TASK: Omit every picture and write out the rest of the records exactly.

DATASET ROWS:
────────────────────────────────────────
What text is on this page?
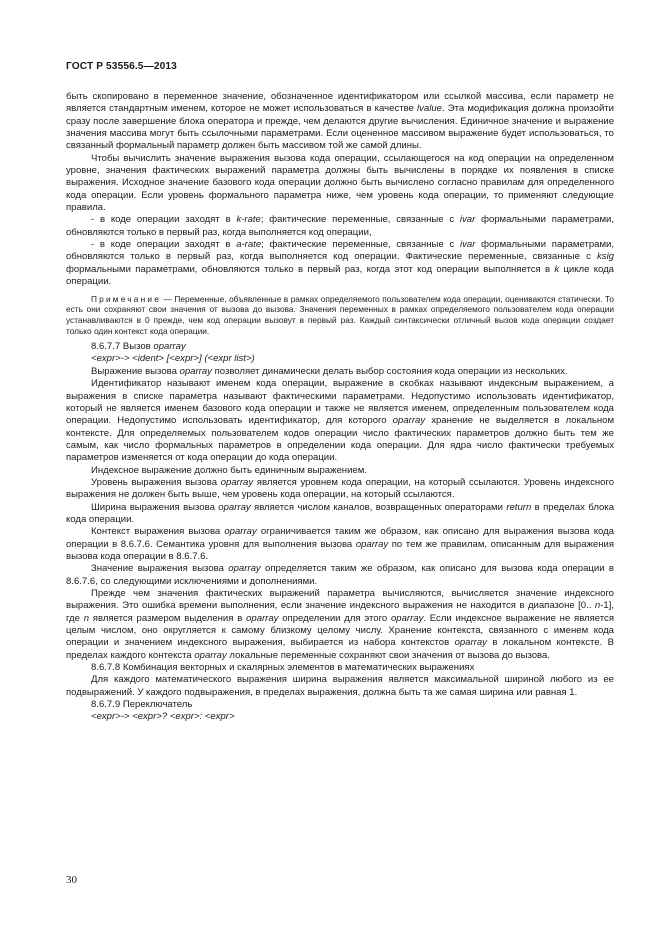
ГОСТ Р 53556.5—2013

быть скопировано в переменное значение, обозначенное идентификатором или ссылкой массива, если параметр не является стандартным именем, которое не может использоваться в качестве lvalue. Эта модификация должна произойти сразу после завершение блока оператора и прежде, чем делаются другие вычисления. Единичное значение и выражение значения массива могут быть ссылочными параметрами. Если оцененное массивом выражение будет использоваться, то связанный формальный параметр должен быть массивом той же самой длины.

Чтобы вычислить значение выражения вызова кода операции, ссылающегося на код операции на определенном уровне, значения фактических выражений параметра должны быть вычислены в порядке их появления в списке выражения. Исходное значение базового кода операции должно быть вычислено согласно правилам для определенного кода операции. Если уровень формального параметра ниже, чем уровень кода операции, то применяют следующие правила.

- в коде операции заходят в k-rate; фактические переменные, связанные с ivar формальными параметрами, обновляются только в первый раз, когда выполняется код операции,

- в коде операции заходят в a-rate; фактические переменные, связанные с ivar формальными параметрами, обновляются только в первый раз, когда выполняется код операции. Фактические переменные, связанные с ksig формальными параметрами, обновляются только в первый раз, когда этот код операции выполняется в k цикле кода операции.

Примечание — Переменные, объявленные в рамках определяемого пользователем кода операции, оцениваются статически. То есть они сохраняют свои значения от вызова до вызова. Значения переменных в рамках определяемого пользователем кода операции устанавливаются в 0 прежде, чем код операции вызовут в первый раз. Каждый синтаксически отличный вызов кода операции создает только один контекст кода операции.

8.6.7.7 Вызов oparray

<expr>-> <ident> [<expr>] (<expr list>)

Выражение вызова oparray позволяет динамически делать выбор состояния кода операции из нескольких.

Идентификатор называют именем кода операции, выражение в скобках называют индексным выражением, а выражения в списке параметра называют фактическими параметрами. Недопустимо использовать идентификатор, который не является именем базового кода операции и также не является именем, определенным пользователем кода операции. Недопустимо использовать идентификатор, для которого oparray хранение не выделяется в локальном контексте. Для определяемых пользователем кодов операции число фактических параметров должно быть тем же самым, как число формальных параметров в определении кода операции. Для ядра число фактически требуемых параметров изменяется от кода операции до кода операции.

Индексное выражение должно быть единичным выражением.

Уровень выражения вызова oparray является уровнем кода операции, на который ссылаются. Уровень индексного выражения не должен быть выше, чем уровень кода операции, на который ссылаются.

Ширина выражения вызова oparray является числом каналов, возвращенных операторами return в пределах блока кода операции.

Контекст выражения вызова oparray ограничивается таким же образом, как описано для выражения вызова кода операции в 8.6.7.6. Семантика уровня для выполнения вызова oparray по тем же правилам, описанным для выражения вызова кода операции в 8.6.7.6.

Значение выражения вызова oparray определяется таким же образом, как описано для вызова кода операции в 8.6.7.6, со следующими исключениями и дополнениями.

Прежде чем значения фактических выражений параметра вычисляются, вычисляется значение индексного выражения. Это ошибка времени выполнения, если значение индексного выражения не находится в диапазоне [0.. n-1], где n является размером выделения в oparray определении для этого oparray. Если индексное выражение не является целым числом, оно округляется к самому близкому целому числу. Хранение контекста, связанного с именем кода операции и значением индексного выражения, выбирается из набора контекстов oparray в локальном контексте. В пределах каждого контекста oparray локальные переменные сохраняют свои значения от вызова до вызова.

8.6.7.8 Комбинация векторных и скалярных элементов в математических выражениях

Для каждого математического выражения ширина выражения является максимальной шириной любого из ее подвыражений. У каждого подвыражения, в пределах выражения, должна быть та же самая ширина или равная 1.

8.6.7.9 Переключатель

<expr>-> <expr>? <expr>: <expr>

30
────────────────────────────────────────
WRITTEN REPLY:
What text is on this page?
ГОСТ Р 53556.5—2013

быть скопировано в переменное значение, обозначенное идентификатором или ссылкой массива, если параметр не является стандартным именем, которое не может использоваться в качестве lvalue. Эта модификация должна произойти сразу после завершение блока оператора и прежде, чем делаются другие вычисления. Единичное значение и выражение значения массива могут быть ссылочными параметрами. Если оцененное массивом выражение будет использоваться, то связанный формальный параметр должен быть массивом той же самой длины.

Чтобы вычислить значение выражения вызова кода операции, ссылающегося на код операции на определенном уровне, значения фактических выражений параметра должны быть вычислены в порядке их появления в списке выражения. Исходное значение базового кода операции должно быть вычислено согласно правилам для определенного кода операции. Если уровень формального параметра ниже, чем уровень кода операции, то применяют следующие правила.

- в коде операции заходят в k-rate; фактические переменные, связанные с ivar формальными параметрами, обновляются только в первый раз, когда выполняется код операции,

- в коде операции заходят в a-rate; фактические переменные, связанные с ivar формальными параметрами, обновляются только в первый раз, когда выполняется код операции. Фактические переменные, связанные с ksig формальными параметрами, обновляются только в первый раз, когда этот код операции выполняется в k цикле кода операции.

Примечание — Переменные, объявленные в рамках определяемого пользователем кода операции, оцениваются статически. То есть они сохраняют свои значения от вызова до вызова. Значения переменных в рамках определяемого пользователем кода операции устанавливаются в 0 прежде, чем код операции вызовут в первый раз. Каждый синтаксически отличный вызов кода операции создает только один контекст кода операции.

8.6.7.7 Вызов oparray

<expr>-> <ident> [<expr>] (<expr list>)

Выражение вызова oparray позволяет динамически делать выбор состояния кода операции из нескольких.

Идентификатор называют именем кода операции, выражение в скобках называют индексным выражением, а выражения в списке параметра называют фактическими параметрами. Недопустимо использовать идентификатор, который не является именем базового кода операции и также не является именем, определенным пользователем кода операции. Недопустимо использовать идентификатор, для которого oparray хранение не выделяется в локальном контексте. Для определяемых пользователем кодов операции число фактических параметров должно быть тем же самым, как число формальных параметров в определении кода операции. Для ядра число фактически требуемых параметров изменяется от кода операции до кода операции.

Индексное выражение должно быть единичным выражением.

Уровень выражения вызова oparray является уровнем кода операции, на который ссылаются. Уровень индексного выражения не должен быть выше, чем уровень кода операции, на который ссылаются.

Ширина выражения вызова oparray является числом каналов, возвращенных операторами return в пределах блока кода операции.

Контекст выражения вызова oparray ограничивается таким же образом, как описано для выражения вызова кода операции в 8.6.7.6. Семантика уровня для выполнения вызова oparray по тем же правилам, описанным для выражения вызова кода операции в 8.6.7.6.

Значение выражения вызова oparray определяется таким же образом, как описано для вызова кода операции в 8.6.7.6, со следующими исключениями и дополнениями.

Прежде чем значения фактических выражений параметра вычисляются, вычисляется значение индексного выражения. Это ошибка времени выполнения, если значение индексного выражения не находится в диапазоне [0.. n-1], где n является размером выделения в oparray определении для этого oparray. Если индексное выражение не является целым числом, оно округляется к самому близкому целому числу. Хранение контекста, связанного с именем кода операции и значением индексного выражения, выбирается из набора контекстов oparray в локальном контексте. В пределах каждого контекста oparray локальные переменные сохраняют свои значения от вызова до вызова.

8.6.7.8 Комбинация векторных и скалярных элементов в математических выражениях

Для каждого математического выражения ширина выражения является максимальной шириной любого из ее подвыражений. У каждого подвыражения, в пределах выражения, должна быть та же самая ширина или равная 1.

8.6.7.9 Переключатель

<expr>-> <expr>? <expr>: <expr>

30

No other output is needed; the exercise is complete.